### PROMPT
Search the material below for the string "bottom" and extract each line that has it.

Stored items from a collection:
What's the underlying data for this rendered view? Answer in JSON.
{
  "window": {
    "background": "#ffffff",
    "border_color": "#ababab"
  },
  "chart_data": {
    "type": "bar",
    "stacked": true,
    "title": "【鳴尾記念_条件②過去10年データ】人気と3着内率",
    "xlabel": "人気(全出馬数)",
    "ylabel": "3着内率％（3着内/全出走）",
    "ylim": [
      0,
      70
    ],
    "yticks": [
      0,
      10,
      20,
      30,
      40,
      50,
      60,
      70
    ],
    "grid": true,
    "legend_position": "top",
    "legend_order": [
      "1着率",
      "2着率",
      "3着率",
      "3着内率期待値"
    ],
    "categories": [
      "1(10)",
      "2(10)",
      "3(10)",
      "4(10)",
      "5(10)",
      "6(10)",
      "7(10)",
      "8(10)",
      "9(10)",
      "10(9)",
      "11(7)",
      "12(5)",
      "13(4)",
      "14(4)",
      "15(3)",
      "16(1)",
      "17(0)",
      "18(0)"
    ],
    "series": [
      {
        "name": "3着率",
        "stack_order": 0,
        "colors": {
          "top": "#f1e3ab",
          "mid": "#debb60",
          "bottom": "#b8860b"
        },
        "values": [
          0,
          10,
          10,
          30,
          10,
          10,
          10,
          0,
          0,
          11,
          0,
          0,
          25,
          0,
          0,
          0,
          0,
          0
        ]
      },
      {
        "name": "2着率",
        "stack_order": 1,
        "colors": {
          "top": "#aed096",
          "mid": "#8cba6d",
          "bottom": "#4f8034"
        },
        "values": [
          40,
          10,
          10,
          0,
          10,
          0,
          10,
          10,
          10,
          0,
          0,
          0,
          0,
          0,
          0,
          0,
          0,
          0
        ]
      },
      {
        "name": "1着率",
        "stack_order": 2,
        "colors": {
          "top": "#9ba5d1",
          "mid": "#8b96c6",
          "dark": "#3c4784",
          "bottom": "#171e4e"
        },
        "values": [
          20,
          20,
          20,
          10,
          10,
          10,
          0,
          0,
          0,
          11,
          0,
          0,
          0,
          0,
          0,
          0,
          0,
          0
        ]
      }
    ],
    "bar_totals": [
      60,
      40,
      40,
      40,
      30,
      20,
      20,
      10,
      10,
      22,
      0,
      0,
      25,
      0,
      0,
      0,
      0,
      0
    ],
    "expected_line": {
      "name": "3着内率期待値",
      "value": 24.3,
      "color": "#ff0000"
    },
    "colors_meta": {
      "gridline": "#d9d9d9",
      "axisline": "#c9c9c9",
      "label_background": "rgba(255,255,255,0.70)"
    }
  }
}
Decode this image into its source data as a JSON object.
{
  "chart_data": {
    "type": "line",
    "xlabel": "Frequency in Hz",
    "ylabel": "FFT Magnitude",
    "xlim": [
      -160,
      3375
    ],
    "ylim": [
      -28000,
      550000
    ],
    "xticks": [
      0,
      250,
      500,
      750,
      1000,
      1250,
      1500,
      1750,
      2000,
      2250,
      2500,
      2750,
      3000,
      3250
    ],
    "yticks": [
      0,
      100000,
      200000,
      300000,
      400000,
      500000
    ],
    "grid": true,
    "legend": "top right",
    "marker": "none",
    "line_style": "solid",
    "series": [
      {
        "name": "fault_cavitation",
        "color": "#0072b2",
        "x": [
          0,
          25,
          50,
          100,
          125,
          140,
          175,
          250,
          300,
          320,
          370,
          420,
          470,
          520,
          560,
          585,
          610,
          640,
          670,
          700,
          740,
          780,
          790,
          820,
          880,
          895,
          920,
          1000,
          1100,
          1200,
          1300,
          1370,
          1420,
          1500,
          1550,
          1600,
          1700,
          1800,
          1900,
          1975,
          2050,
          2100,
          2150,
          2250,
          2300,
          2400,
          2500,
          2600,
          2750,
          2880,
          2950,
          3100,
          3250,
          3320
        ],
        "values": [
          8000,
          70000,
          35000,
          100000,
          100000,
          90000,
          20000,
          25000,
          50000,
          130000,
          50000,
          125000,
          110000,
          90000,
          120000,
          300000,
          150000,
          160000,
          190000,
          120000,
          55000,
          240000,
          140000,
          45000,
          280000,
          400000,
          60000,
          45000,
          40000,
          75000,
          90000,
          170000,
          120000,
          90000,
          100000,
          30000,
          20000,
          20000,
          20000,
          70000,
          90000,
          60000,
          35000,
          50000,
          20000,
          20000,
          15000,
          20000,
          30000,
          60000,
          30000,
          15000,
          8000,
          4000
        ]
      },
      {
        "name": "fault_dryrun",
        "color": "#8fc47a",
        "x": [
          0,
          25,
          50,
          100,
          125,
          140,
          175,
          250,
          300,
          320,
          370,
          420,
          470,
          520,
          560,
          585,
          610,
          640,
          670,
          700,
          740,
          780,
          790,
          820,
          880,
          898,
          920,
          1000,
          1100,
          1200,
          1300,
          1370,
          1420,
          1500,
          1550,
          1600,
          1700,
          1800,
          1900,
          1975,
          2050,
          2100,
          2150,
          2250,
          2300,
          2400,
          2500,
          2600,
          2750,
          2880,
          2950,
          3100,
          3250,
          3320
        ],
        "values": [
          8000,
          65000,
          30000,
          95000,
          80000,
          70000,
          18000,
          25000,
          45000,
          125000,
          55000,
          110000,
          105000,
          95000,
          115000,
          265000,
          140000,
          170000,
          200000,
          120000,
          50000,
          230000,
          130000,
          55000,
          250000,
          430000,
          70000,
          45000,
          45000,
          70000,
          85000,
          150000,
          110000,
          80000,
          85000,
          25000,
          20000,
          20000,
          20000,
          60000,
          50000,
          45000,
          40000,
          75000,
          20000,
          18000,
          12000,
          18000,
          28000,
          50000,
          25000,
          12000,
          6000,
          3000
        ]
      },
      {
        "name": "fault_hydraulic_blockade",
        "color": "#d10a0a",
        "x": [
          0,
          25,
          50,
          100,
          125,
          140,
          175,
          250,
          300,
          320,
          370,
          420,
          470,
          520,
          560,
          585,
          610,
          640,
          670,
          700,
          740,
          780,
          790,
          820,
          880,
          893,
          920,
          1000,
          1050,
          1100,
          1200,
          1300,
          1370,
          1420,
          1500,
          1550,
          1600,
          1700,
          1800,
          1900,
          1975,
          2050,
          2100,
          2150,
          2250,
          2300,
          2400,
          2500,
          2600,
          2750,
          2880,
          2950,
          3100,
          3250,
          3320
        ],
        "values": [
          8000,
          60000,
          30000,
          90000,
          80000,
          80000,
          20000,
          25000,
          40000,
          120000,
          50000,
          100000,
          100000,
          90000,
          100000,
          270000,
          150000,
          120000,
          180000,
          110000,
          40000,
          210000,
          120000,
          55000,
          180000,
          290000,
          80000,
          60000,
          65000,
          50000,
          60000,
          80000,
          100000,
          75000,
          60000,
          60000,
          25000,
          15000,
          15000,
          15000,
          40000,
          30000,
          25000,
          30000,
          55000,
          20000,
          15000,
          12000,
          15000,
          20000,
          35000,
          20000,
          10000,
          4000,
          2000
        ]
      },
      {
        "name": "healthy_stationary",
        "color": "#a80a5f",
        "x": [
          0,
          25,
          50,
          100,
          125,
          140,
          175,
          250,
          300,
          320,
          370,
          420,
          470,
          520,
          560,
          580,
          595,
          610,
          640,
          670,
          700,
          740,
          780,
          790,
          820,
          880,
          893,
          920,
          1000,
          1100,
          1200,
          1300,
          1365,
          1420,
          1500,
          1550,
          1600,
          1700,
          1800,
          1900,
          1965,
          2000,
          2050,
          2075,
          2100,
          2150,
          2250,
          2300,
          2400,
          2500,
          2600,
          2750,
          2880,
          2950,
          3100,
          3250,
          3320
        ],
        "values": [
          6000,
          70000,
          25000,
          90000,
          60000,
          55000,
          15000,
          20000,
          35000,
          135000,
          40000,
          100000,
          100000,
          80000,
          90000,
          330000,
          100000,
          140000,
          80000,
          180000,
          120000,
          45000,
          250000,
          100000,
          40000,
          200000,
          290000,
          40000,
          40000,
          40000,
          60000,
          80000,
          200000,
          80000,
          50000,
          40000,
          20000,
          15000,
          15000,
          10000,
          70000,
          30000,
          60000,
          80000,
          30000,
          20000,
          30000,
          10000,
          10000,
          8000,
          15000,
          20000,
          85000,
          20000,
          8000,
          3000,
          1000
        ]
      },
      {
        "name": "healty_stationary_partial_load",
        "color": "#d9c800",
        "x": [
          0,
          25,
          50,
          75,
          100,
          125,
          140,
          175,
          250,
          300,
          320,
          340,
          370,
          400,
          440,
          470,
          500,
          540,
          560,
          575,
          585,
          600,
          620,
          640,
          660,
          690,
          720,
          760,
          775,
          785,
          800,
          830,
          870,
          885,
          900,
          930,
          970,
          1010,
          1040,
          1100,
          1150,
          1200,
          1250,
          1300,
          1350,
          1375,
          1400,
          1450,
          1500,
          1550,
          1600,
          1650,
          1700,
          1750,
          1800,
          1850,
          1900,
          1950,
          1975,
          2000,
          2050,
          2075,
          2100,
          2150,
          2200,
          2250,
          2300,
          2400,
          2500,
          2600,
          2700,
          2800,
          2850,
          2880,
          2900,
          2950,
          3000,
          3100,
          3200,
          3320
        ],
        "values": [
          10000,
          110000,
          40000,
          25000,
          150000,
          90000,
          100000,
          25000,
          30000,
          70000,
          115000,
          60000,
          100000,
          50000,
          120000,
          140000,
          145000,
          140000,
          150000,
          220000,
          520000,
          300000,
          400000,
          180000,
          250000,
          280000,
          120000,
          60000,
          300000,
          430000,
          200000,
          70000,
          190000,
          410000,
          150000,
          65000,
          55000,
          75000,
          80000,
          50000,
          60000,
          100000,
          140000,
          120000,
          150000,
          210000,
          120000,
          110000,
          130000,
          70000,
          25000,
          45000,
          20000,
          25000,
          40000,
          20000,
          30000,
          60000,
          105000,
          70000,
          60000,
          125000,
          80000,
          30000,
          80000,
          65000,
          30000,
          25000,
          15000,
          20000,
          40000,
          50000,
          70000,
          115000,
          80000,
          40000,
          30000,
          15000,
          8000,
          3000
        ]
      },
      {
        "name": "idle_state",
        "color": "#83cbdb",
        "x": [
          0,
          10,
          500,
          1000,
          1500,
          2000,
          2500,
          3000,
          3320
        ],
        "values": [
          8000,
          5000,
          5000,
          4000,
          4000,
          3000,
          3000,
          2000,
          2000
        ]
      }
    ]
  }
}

### OUTPUT FOR THIS TASK
          "bottom": "#b8860b"
          "bottom": "#4f8034"
          "bottom": "#171e4e"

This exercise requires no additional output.